[Stated problem] Only the number is wanted: how many lines of the data contain "feel"?

[Task data]
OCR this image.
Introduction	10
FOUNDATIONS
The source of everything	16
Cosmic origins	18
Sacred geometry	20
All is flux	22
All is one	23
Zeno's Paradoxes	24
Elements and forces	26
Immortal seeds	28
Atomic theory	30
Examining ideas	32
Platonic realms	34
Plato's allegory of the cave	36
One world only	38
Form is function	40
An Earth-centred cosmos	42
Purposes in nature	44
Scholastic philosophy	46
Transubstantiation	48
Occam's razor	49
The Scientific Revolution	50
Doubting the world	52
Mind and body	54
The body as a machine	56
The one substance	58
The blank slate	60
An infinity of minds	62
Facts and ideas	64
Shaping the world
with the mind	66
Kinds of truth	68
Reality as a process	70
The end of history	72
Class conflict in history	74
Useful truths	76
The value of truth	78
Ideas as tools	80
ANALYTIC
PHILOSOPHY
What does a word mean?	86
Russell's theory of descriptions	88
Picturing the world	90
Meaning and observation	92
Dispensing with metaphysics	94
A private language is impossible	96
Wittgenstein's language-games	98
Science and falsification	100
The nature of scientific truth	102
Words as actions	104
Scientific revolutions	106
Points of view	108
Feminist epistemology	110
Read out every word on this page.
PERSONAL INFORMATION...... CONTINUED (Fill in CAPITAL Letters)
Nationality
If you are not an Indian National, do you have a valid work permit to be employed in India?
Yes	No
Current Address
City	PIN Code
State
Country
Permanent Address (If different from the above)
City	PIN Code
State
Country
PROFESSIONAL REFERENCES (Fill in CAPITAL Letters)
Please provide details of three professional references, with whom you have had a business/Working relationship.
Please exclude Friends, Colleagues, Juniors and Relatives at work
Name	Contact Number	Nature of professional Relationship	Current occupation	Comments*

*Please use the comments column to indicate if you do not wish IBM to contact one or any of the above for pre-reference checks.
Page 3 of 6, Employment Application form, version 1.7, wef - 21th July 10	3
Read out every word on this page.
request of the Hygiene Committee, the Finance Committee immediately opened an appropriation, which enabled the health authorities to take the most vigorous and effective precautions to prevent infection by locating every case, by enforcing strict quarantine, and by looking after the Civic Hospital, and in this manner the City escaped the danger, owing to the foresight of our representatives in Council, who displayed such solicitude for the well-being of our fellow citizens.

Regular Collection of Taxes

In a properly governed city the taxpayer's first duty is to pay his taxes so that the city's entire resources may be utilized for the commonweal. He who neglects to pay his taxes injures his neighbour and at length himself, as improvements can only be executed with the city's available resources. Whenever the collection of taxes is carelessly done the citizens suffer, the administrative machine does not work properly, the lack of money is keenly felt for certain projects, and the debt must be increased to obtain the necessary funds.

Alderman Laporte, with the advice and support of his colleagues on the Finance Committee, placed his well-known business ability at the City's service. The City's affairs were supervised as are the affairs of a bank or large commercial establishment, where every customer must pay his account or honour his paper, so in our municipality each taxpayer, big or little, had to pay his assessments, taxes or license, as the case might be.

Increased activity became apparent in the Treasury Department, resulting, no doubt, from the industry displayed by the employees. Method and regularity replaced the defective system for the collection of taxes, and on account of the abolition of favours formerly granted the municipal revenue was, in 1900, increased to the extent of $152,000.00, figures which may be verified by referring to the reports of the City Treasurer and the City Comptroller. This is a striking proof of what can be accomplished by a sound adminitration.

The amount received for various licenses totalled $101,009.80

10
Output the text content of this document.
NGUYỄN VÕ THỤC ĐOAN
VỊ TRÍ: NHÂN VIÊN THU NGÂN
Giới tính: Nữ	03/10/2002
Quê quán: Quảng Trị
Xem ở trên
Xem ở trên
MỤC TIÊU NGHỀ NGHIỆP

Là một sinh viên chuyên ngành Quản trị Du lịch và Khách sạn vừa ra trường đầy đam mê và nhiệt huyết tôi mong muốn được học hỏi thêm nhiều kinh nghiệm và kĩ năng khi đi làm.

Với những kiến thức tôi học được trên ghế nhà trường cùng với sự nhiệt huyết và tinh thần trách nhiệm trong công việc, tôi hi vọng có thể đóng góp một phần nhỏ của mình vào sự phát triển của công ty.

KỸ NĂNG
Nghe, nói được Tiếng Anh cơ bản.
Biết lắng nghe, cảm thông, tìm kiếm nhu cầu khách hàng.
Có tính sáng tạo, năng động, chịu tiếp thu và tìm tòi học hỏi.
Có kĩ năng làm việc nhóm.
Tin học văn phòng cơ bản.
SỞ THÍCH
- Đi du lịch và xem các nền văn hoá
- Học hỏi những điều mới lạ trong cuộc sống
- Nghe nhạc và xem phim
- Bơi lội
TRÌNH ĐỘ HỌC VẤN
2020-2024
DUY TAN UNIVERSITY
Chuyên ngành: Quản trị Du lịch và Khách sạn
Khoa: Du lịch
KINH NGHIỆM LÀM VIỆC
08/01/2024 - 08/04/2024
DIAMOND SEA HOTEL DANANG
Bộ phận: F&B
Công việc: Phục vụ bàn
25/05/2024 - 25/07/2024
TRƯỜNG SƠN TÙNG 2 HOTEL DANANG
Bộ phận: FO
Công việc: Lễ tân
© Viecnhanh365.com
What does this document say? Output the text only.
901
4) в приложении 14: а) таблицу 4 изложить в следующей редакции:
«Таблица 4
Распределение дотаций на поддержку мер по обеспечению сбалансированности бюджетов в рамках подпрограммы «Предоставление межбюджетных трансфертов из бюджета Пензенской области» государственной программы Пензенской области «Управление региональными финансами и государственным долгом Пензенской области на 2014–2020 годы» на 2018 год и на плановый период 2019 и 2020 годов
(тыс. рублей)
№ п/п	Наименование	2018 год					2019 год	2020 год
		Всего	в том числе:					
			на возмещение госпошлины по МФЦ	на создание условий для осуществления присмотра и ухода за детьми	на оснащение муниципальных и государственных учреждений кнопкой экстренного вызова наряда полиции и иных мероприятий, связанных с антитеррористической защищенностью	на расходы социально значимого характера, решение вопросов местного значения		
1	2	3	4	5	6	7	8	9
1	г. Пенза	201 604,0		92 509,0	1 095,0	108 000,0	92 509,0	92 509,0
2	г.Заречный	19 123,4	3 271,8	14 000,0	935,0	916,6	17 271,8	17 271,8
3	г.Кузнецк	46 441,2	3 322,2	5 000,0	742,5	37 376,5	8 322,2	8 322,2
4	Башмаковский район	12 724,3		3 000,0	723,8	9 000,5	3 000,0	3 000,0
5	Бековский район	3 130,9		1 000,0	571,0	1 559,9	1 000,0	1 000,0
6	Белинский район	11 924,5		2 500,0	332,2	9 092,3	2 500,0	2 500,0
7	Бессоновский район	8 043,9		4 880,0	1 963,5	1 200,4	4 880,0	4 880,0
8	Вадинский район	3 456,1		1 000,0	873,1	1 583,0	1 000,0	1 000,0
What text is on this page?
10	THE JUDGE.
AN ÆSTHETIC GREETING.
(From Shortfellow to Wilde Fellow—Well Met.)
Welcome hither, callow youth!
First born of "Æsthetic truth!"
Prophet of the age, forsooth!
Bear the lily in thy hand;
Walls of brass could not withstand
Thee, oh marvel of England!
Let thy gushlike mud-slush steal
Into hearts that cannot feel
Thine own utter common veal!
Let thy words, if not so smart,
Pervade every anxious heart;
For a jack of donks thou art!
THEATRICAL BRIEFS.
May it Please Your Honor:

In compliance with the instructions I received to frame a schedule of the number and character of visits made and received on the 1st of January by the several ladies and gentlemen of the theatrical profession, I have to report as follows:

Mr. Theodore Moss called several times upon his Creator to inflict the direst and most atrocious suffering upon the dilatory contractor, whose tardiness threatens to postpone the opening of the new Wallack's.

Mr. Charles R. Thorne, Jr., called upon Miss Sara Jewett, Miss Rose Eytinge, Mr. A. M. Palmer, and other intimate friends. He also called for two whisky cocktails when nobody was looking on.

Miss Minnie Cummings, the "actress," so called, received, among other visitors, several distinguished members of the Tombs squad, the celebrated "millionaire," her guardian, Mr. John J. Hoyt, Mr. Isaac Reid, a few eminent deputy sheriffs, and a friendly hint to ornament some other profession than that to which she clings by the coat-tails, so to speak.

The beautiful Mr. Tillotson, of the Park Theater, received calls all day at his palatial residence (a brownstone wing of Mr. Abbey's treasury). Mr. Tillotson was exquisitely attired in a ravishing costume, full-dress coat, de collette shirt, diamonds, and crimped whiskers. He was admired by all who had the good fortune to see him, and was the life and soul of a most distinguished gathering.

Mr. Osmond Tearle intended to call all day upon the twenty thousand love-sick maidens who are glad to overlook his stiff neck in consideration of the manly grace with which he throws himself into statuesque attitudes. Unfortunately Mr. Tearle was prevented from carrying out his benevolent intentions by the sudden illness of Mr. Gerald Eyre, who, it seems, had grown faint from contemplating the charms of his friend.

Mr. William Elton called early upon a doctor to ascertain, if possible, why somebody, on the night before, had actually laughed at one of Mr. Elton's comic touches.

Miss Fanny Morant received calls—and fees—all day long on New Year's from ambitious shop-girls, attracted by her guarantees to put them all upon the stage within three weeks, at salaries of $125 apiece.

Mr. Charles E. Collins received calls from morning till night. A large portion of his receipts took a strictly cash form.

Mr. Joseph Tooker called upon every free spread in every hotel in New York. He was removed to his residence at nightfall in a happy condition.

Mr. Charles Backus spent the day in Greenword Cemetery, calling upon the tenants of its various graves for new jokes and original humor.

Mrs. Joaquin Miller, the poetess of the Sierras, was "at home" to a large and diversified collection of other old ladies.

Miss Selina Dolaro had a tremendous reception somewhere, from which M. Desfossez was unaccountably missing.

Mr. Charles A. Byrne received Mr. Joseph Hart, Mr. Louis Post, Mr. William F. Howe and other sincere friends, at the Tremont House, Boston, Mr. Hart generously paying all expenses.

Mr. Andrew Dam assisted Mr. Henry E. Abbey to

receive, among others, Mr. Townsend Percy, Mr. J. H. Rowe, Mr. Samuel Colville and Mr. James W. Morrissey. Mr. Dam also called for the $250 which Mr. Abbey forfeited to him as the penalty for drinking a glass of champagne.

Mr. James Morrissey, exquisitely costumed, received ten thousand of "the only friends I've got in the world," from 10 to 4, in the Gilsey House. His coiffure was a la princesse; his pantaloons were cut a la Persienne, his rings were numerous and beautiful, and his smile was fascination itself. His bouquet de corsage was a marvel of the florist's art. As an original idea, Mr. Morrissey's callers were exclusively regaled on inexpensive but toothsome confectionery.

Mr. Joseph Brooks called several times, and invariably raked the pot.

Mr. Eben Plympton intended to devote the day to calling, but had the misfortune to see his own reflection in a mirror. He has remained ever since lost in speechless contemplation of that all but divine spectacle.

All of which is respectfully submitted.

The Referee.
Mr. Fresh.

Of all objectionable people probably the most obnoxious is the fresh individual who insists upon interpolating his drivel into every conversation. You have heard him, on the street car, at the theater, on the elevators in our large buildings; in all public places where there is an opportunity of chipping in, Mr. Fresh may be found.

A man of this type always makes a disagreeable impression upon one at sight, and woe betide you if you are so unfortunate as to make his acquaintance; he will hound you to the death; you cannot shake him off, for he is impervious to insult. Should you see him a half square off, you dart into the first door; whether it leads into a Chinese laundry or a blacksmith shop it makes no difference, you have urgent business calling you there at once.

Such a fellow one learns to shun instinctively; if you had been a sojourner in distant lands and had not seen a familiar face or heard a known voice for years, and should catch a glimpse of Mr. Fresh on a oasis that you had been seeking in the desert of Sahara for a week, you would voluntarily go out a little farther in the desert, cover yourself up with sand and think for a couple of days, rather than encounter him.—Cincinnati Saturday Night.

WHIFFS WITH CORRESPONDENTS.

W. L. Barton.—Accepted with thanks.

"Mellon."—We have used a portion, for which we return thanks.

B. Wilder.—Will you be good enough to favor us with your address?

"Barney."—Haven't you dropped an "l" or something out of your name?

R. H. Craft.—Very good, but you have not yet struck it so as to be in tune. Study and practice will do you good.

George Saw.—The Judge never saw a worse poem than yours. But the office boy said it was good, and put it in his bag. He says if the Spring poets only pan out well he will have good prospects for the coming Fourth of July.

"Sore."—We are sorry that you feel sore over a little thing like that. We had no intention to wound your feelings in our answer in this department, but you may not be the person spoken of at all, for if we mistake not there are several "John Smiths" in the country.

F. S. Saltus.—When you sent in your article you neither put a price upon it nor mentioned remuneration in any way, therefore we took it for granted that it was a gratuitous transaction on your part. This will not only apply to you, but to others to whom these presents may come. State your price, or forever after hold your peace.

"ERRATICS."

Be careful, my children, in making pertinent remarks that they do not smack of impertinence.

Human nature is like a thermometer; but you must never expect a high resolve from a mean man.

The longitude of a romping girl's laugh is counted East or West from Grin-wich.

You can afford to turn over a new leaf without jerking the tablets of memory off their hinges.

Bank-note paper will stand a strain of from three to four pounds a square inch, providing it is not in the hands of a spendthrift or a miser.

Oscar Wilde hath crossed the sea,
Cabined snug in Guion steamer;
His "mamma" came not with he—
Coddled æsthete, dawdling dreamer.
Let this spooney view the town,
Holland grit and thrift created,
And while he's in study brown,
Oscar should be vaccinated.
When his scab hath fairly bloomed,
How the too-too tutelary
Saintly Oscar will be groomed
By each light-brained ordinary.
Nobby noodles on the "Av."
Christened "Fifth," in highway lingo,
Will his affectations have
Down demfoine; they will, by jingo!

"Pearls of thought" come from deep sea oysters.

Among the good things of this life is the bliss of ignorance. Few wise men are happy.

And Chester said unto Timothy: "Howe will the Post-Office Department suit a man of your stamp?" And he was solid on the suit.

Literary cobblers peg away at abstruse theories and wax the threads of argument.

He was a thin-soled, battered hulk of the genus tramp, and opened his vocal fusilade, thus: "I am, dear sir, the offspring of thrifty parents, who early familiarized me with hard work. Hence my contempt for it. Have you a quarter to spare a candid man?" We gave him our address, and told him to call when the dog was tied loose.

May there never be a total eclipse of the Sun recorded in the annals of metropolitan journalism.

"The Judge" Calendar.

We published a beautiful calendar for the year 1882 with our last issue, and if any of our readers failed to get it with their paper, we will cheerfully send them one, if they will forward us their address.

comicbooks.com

[Output of the exercise] 2